**Brief:** Could you transcribe every line of the items below word for word, leaving the pictures out of your answer?

[Saved entries]

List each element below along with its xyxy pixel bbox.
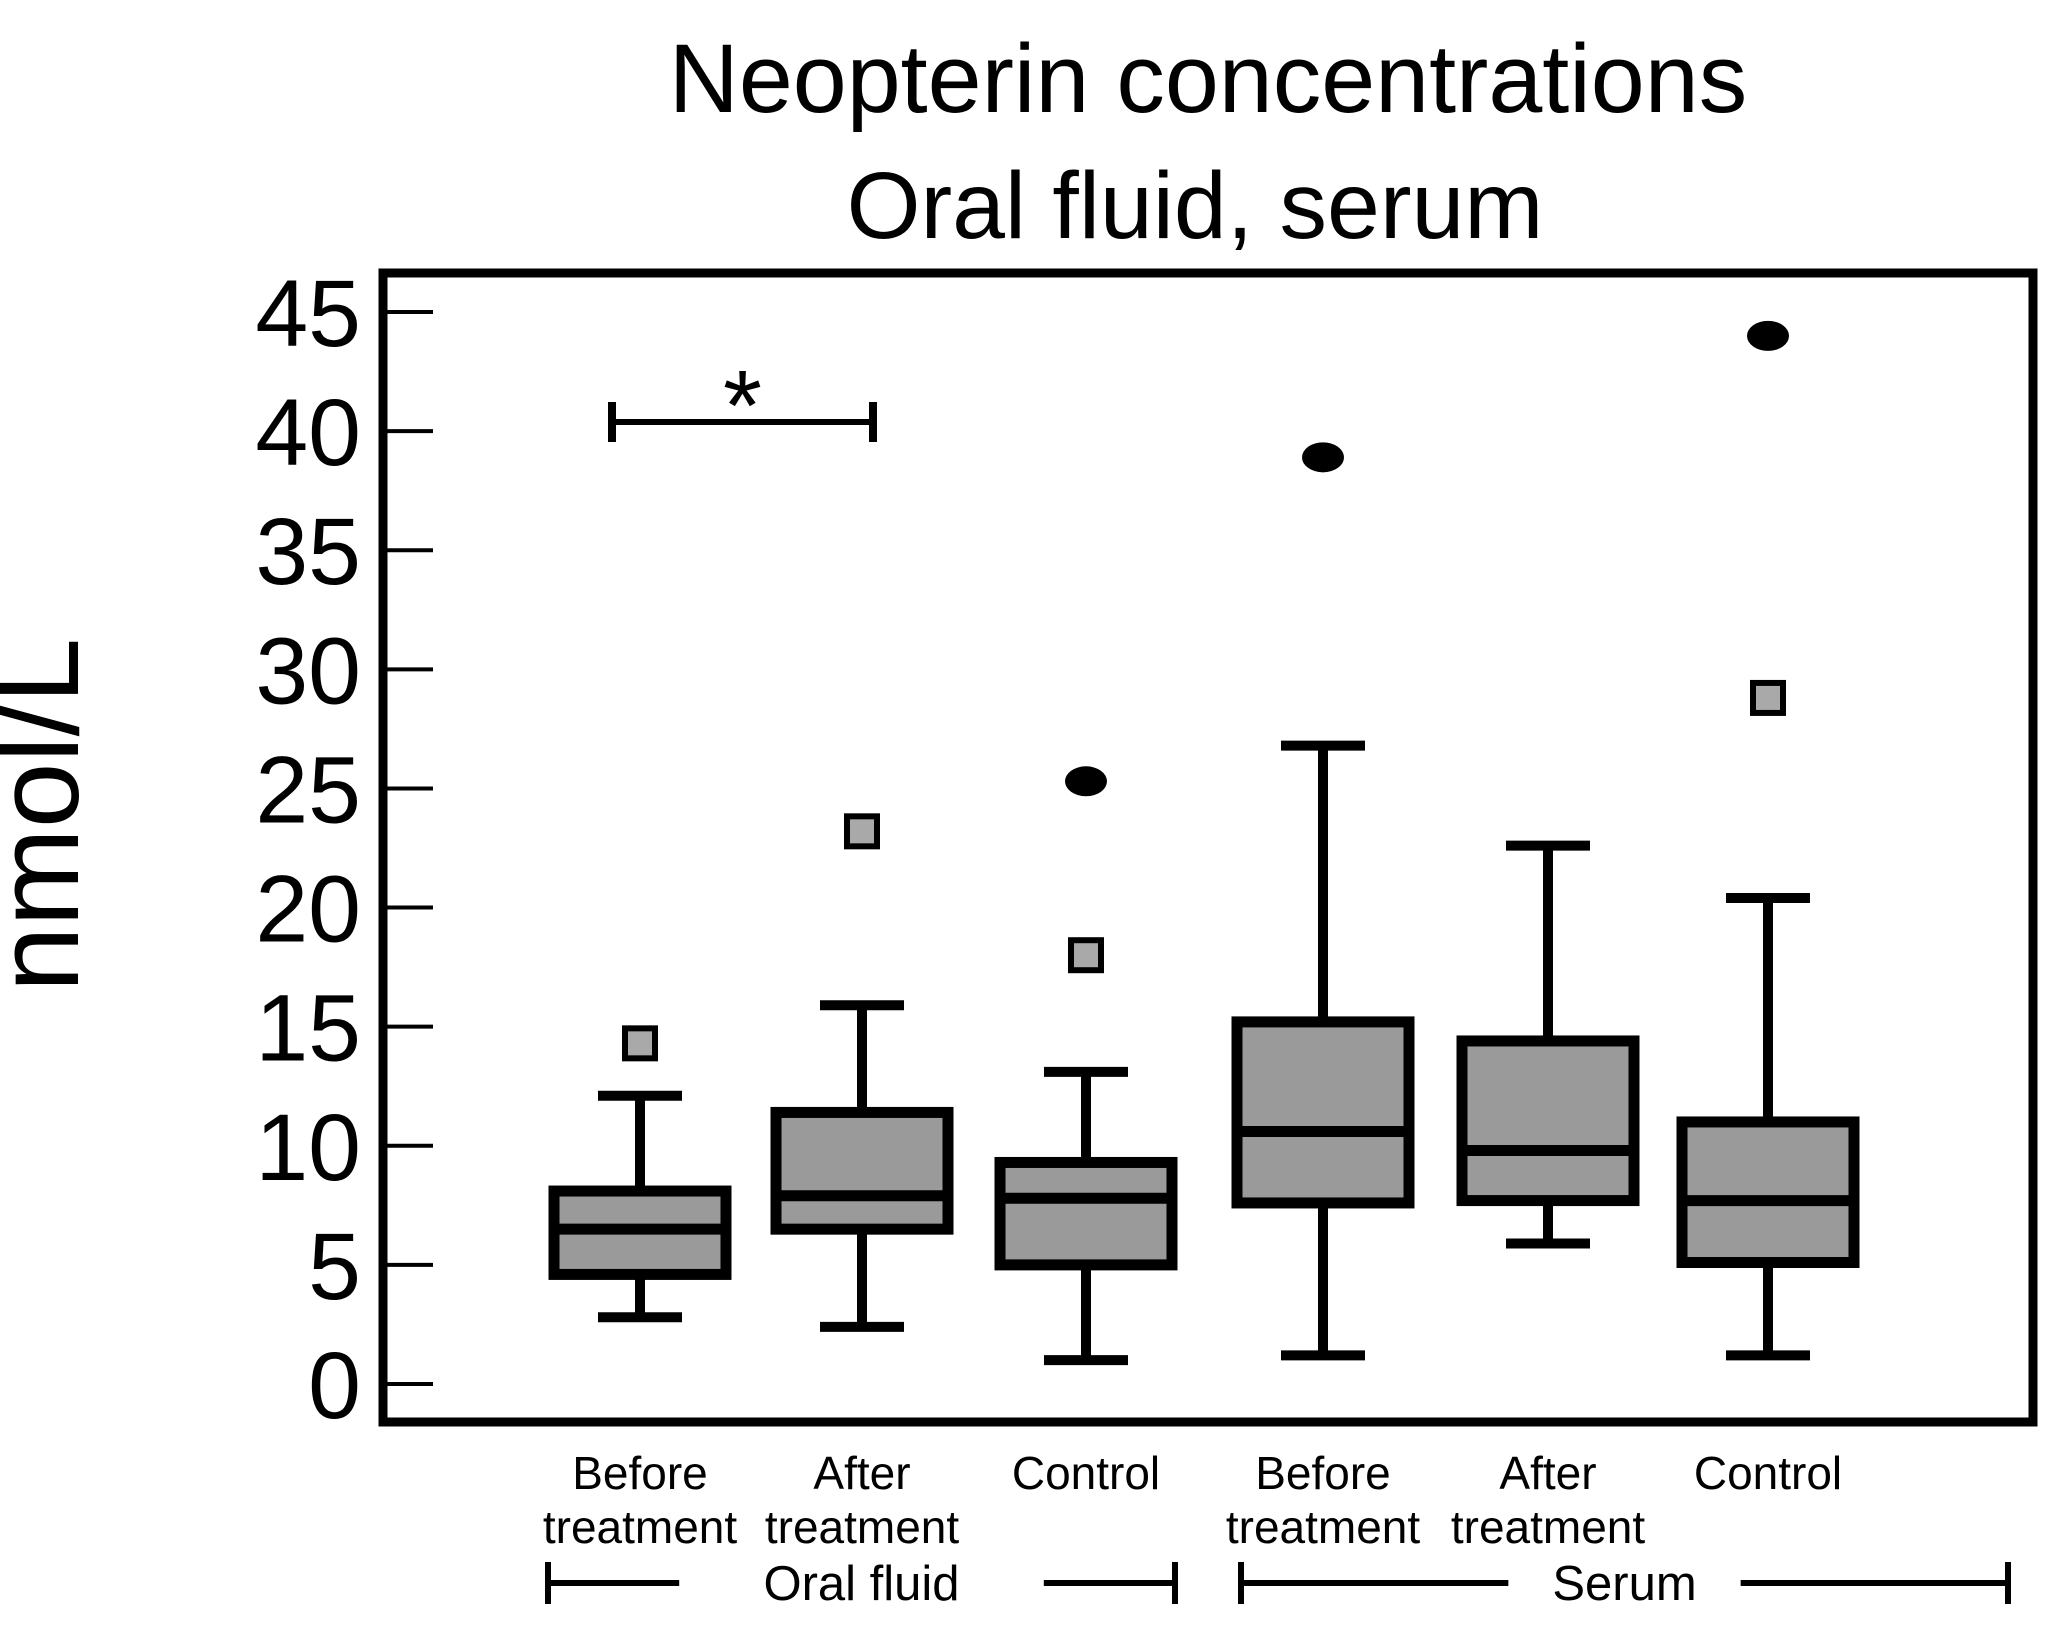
y-tick-label: 0: [308, 1333, 361, 1439]
y-tick-label: 45: [255, 261, 361, 367]
y-tick-label: 40: [255, 380, 361, 486]
box-serum-before-treatment: [1231, 442, 1415, 1361]
outlier-square: [1750, 679, 1786, 716]
annotations: Oral fluid Serum *: [545, 350, 2011, 1611]
group-label: Serum: [1552, 1557, 1696, 1611]
x-tick-label: treatment: [1451, 1501, 1646, 1553]
x-tick-label: Control: [1694, 1447, 1842, 1499]
x-tick-label: Control: [1012, 1447, 1160, 1499]
group-bracket-serum: Serum: [1238, 1557, 2011, 1611]
y-tick-label: 20: [255, 857, 361, 963]
outlier-dot: [1302, 442, 1344, 473]
x-tick-label: treatment: [543, 1501, 738, 1553]
y-tick-label: 25: [255, 737, 361, 843]
significance-asterisk: *: [723, 350, 762, 462]
group-label: Oral fluid: [763, 1557, 959, 1611]
box-oral-fluid-control: [994, 766, 1178, 1366]
box-serum-after-treatment: [1456, 840, 1640, 1249]
group-bracket-oral-fluid: Oral fluid: [545, 1557, 1178, 1611]
box-oral-fluid-before-treatment: [548, 1025, 732, 1323]
chart-subtitle: Oral fluid, serum: [847, 153, 1544, 259]
outlier-square: [1068, 937, 1104, 974]
iqr-box: [994, 1156, 1178, 1271]
iqr-box: [1676, 1116, 1860, 1269]
axes: 051015202530354045BeforetreatmentAftertr…: [255, 261, 2038, 1553]
x-tick-label: treatment: [1226, 1501, 1421, 1553]
x-tick-label: After: [813, 1447, 910, 1499]
plot-frame: [378, 268, 2038, 1427]
x-tick-label: treatment: [765, 1501, 960, 1553]
x-tick-label: After: [1499, 1447, 1596, 1499]
outlier-square: [844, 813, 880, 850]
y-tick-label: 30: [255, 618, 361, 724]
x-tick-label: Before: [572, 1447, 708, 1499]
box-series: [548, 320, 1860, 1366]
outlier-dot: [1747, 320, 1789, 351]
outlier-square: [622, 1025, 658, 1062]
significance-bracket: *: [608, 350, 877, 462]
x-tick-label: Before: [1255, 1447, 1391, 1499]
outlier-dot: [1065, 766, 1107, 797]
y-tick-label: 10: [255, 1095, 361, 1201]
y-tick-label: 15: [255, 976, 361, 1082]
iqr-box: [770, 1106, 954, 1235]
chart-title: Neopterin concentrations: [669, 24, 1747, 133]
box-oral-fluid-after-treatment: [770, 813, 954, 1332]
iqr-box: [1456, 1035, 1640, 1207]
y-tick-label: 35: [255, 499, 361, 605]
y-axis-label: nmol/L: [0, 638, 104, 992]
box-serum-control: [1676, 320, 1860, 1361]
y-tick-label: 5: [308, 1214, 361, 1320]
iqr-box: [1231, 1016, 1415, 1209]
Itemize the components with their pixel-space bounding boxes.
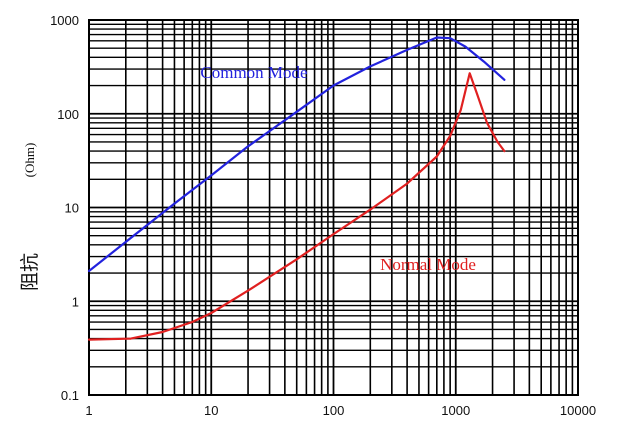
y-tick-label: 10 xyxy=(65,201,79,216)
chart-grid xyxy=(89,20,578,395)
y-axis-ticks: 0.1 1 10 100 1000 xyxy=(50,13,79,403)
x-tick-label: 10 xyxy=(204,403,218,418)
series-line-common-mode xyxy=(87,36,506,273)
y-tick-label: 100 xyxy=(57,107,79,122)
y-axis-unit: (Ohm) xyxy=(22,143,37,178)
x-axis-ticks: 1 10 100 1000 10000 xyxy=(85,403,596,418)
series-line-normal-mode xyxy=(87,72,506,341)
x-tick-label: 1 xyxy=(85,403,92,418)
series-layer xyxy=(87,36,506,341)
y-tick-label: 1 xyxy=(72,294,79,309)
y-tick-label: 0.1 xyxy=(61,388,79,403)
plot-frame xyxy=(88,19,579,396)
x-tick-label: 100 xyxy=(323,403,345,418)
x-tick-label: 10000 xyxy=(560,403,596,418)
normal-mode-label: Normal Mode xyxy=(380,255,476,274)
y-tick-label: 1000 xyxy=(50,13,79,28)
y-axis-label: 阻抗 xyxy=(19,253,41,291)
x-tick-label: 1000 xyxy=(441,403,470,418)
common-mode-label: Common Mode xyxy=(200,63,307,82)
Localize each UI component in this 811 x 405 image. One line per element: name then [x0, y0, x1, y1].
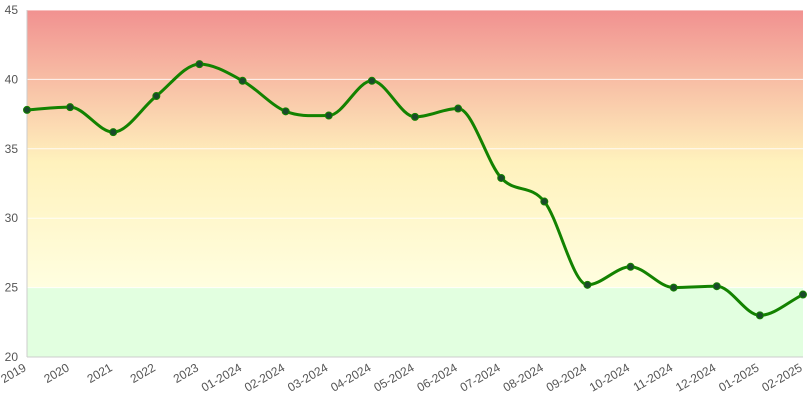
data-point[interactable] — [799, 290, 807, 299]
x-tick-label: 02-2024 — [242, 360, 287, 394]
x-tick-label: 01-2025 — [716, 360, 761, 394]
x-tick-label: 2023 — [171, 360, 201, 386]
y-tick-label: 25 — [5, 281, 19, 295]
x-tick-label: 01-2024 — [199, 360, 244, 394]
x-tick-label: 04-2024 — [328, 360, 373, 394]
x-tick-label: 02-2025 — [759, 360, 804, 394]
data-point[interactable] — [497, 173, 506, 182]
y-tick-label: 30 — [5, 211, 19, 225]
data-point[interactable] — [411, 112, 419, 121]
markers — [23, 60, 807, 320]
good-band — [27, 287, 803, 357]
data-point[interactable] — [669, 283, 678, 292]
x-tick-label: 2021 — [85, 360, 115, 386]
x-tick-label: 09-2024 — [544, 360, 589, 394]
data-point[interactable] — [152, 92, 161, 101]
data-point[interactable] — [583, 280, 592, 289]
y-tick-label: 40 — [5, 72, 19, 86]
data-point[interactable] — [324, 111, 333, 120]
data-point[interactable] — [454, 104, 463, 113]
y-tick-labels: 20 25 30 35 40 45 — [5, 3, 19, 364]
data-point[interactable] — [238, 76, 247, 85]
data-point[interactable] — [540, 197, 549, 206]
x-tick-label: 05-2024 — [371, 360, 416, 394]
x-tick-label: 2022 — [128, 360, 158, 386]
data-point[interactable] — [712, 282, 721, 291]
x-tick-label: 2019 — [0, 360, 29, 386]
x-tick-label: 07-2024 — [458, 360, 503, 394]
x-tick-label: 2020 — [41, 360, 71, 386]
data-point[interactable] — [66, 103, 75, 112]
x-tick-label: 06-2024 — [414, 360, 459, 394]
data-point[interactable] — [195, 60, 204, 69]
y-tick-label: 45 — [5, 3, 19, 17]
x-tick-label: 11-2024 — [631, 360, 676, 394]
x-tick-labels: 2019 2020 2021 2022 202301-202402-202403-202… — [0, 360, 805, 394]
data-point[interactable] — [367, 76, 376, 85]
data-point[interactable] — [109, 128, 118, 137]
x-tick-label: 03-2024 — [285, 360, 330, 394]
x-tick-label: 10-2024 — [587, 360, 632, 394]
data-point[interactable] — [755, 311, 764, 320]
y-tick-label: 20 — [5, 350, 19, 364]
x-tick-label: 08-2024 — [501, 360, 546, 394]
axes — [26, 10, 803, 358]
data-point[interactable] — [626, 262, 635, 271]
data-point[interactable] — [23, 105, 31, 114]
background-bands — [27, 10, 803, 357]
data-point[interactable] — [281, 107, 290, 116]
x-tick-label: 12-2024 — [673, 360, 718, 394]
y-tick-label: 35 — [5, 142, 19, 156]
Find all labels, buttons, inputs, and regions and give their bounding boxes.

**Written solution:**
List each element below along with its xyxy pixel bbox.
y-tick-label: 0: [308, 1333, 361, 1439]
y-tick-label: 45: [255, 261, 361, 367]
y-tick-label: 40: [255, 380, 361, 486]
box-serum-before-treatment: [1231, 442, 1415, 1361]
outlier-square: [1750, 679, 1786, 716]
annotations: Oral fluid Serum *: [545, 350, 2011, 1611]
group-label: Serum: [1552, 1557, 1696, 1611]
x-tick-label: treatment: [1451, 1501, 1646, 1553]
x-tick-label: Control: [1694, 1447, 1842, 1499]
x-tick-label: Control: [1012, 1447, 1160, 1499]
group-bracket-serum: Serum: [1238, 1557, 2011, 1611]
y-tick-label: 20: [255, 857, 361, 963]
outlier-dot: [1302, 442, 1344, 473]
x-tick-label: treatment: [543, 1501, 738, 1553]
y-tick-label: 25: [255, 737, 361, 843]
significance-asterisk: *: [723, 350, 762, 462]
group-label: Oral fluid: [763, 1557, 959, 1611]
box-oral-fluid-control: [994, 766, 1178, 1366]
box-serum-after-treatment: [1456, 840, 1640, 1249]
group-bracket-oral-fluid: Oral fluid: [545, 1557, 1178, 1611]
box-oral-fluid-before-treatment: [548, 1025, 732, 1323]
chart-subtitle: Oral fluid, serum: [847, 153, 1544, 259]
outlier-square: [1068, 937, 1104, 974]
iqr-box: [994, 1156, 1178, 1271]
iqr-box: [1676, 1116, 1860, 1269]
axes: 051015202530354045BeforetreatmentAftertr…: [255, 261, 2038, 1553]
x-tick-label: treatment: [1226, 1501, 1421, 1553]
x-tick-label: After: [813, 1447, 910, 1499]
plot-frame: [378, 268, 2038, 1427]
x-tick-label: treatment: [765, 1501, 960, 1553]
x-tick-label: After: [1499, 1447, 1596, 1499]
outlier-square: [844, 813, 880, 850]
y-tick-label: 30: [255, 618, 361, 724]
x-tick-label: Before: [572, 1447, 708, 1499]
box-series: [548, 320, 1860, 1366]
outlier-dot: [1747, 320, 1789, 351]
outlier-square: [622, 1025, 658, 1062]
significance-bracket: *: [608, 350, 877, 462]
x-tick-label: Before: [1255, 1447, 1391, 1499]
outlier-dot: [1065, 766, 1107, 797]
y-tick-label: 10: [255, 1095, 361, 1201]
y-tick-label: 15: [255, 976, 361, 1082]
iqr-box: [770, 1106, 954, 1235]
chart-title: Neopterin concentrations: [669, 24, 1747, 133]
box-oral-fluid-after-treatment: [770, 813, 954, 1332]
iqr-box: [1456, 1035, 1640, 1207]
y-tick-label: 35: [255, 499, 361, 605]
y-axis-label: nmol/L: [0, 638, 104, 992]
box-serum-control: [1676, 320, 1860, 1361]
y-tick-label: 5: [308, 1214, 361, 1320]
iqr-box: [1231, 1016, 1415, 1209]
Itemize the components with their pixel-space bounding boxes.
y-tick-label: 10 xyxy=(65,201,79,216)
chart-grid xyxy=(89,20,578,395)
y-axis-ticks: 0.1 1 10 100 1000 xyxy=(50,13,79,403)
x-tick-label: 10 xyxy=(204,403,218,418)
series-line-common-mode xyxy=(87,36,506,273)
y-tick-label: 100 xyxy=(57,107,79,122)
y-axis-unit: (Ohm) xyxy=(22,143,37,178)
x-axis-ticks: 1 10 100 1000 10000 xyxy=(85,403,596,418)
series-line-normal-mode xyxy=(87,72,506,341)
x-tick-label: 1 xyxy=(85,403,92,418)
series-layer xyxy=(87,36,506,341)
y-tick-label: 1 xyxy=(72,294,79,309)
y-tick-label: 0.1 xyxy=(61,388,79,403)
plot-frame xyxy=(88,19,579,396)
x-tick-label: 100 xyxy=(323,403,345,418)
x-tick-label: 10000 xyxy=(560,403,596,418)
normal-mode-label: Normal Mode xyxy=(380,255,476,274)
y-tick-label: 1000 xyxy=(50,13,79,28)
y-axis-label: 阻抗 xyxy=(19,253,41,291)
x-tick-label: 1000 xyxy=(441,403,470,418)
common-mode-label: Common Mode xyxy=(200,63,307,82)
Localize each UI component in this 811 x 405 image. One line per element: name then [x0, y0, x1, y1].
data-point[interactable] — [799, 290, 807, 299]
x-tick-label: 02-2024 — [242, 360, 287, 394]
x-tick-label: 01-2025 — [716, 360, 761, 394]
x-tick-label: 2023 — [171, 360, 201, 386]
y-tick-label: 25 — [5, 281, 19, 295]
x-tick-label: 01-2024 — [199, 360, 244, 394]
x-tick-label: 04-2024 — [328, 360, 373, 394]
x-tick-label: 02-2025 — [759, 360, 804, 394]
data-point[interactable] — [497, 173, 506, 182]
y-tick-label: 30 — [5, 211, 19, 225]
data-point[interactable] — [411, 112, 419, 121]
markers — [23, 60, 807, 320]
good-band — [27, 287, 803, 357]
data-point[interactable] — [669, 283, 678, 292]
x-tick-label: 2021 — [85, 360, 115, 386]
x-tick-label: 09-2024 — [544, 360, 589, 394]
data-point[interactable] — [152, 92, 161, 101]
data-point[interactable] — [583, 280, 592, 289]
y-tick-label: 40 — [5, 72, 19, 86]
data-point[interactable] — [324, 111, 333, 120]
data-point[interactable] — [454, 104, 463, 113]
y-tick-labels: 20 25 30 35 40 45 — [5, 3, 19, 364]
data-point[interactable] — [238, 76, 247, 85]
data-point[interactable] — [540, 197, 549, 206]
x-tick-label: 05-2024 — [371, 360, 416, 394]
x-tick-label: 2022 — [128, 360, 158, 386]
data-point[interactable] — [712, 282, 721, 291]
x-tick-label: 2019 — [0, 360, 29, 386]
x-tick-label: 07-2024 — [458, 360, 503, 394]
x-tick-label: 2020 — [41, 360, 71, 386]
data-point[interactable] — [66, 103, 75, 112]
x-tick-label: 06-2024 — [414, 360, 459, 394]
data-point[interactable] — [195, 60, 204, 69]
y-tick-label: 45 — [5, 3, 19, 17]
x-tick-label: 11-2024 — [631, 360, 676, 394]
x-tick-labels: 2019 2020 2021 2022 202301-202402-202403-202… — [0, 360, 805, 394]
data-point[interactable] — [367, 76, 376, 85]
data-point[interactable] — [109, 128, 118, 137]
x-tick-label: 03-2024 — [285, 360, 330, 394]
x-tick-label: 10-2024 — [587, 360, 632, 394]
data-point[interactable] — [755, 311, 764, 320]
y-tick-label: 20 — [5, 350, 19, 364]
x-tick-label: 08-2024 — [501, 360, 546, 394]
axes — [26, 10, 803, 358]
data-point[interactable] — [626, 262, 635, 271]
data-point[interactable] — [23, 105, 31, 114]
background-bands — [27, 10, 803, 357]
data-point[interactable] — [281, 107, 290, 116]
x-tick-label: 12-2024 — [673, 360, 718, 394]
y-tick-label: 35 — [5, 142, 19, 156]
Find all labels, buttons, inputs, and regions and give their bounding boxes.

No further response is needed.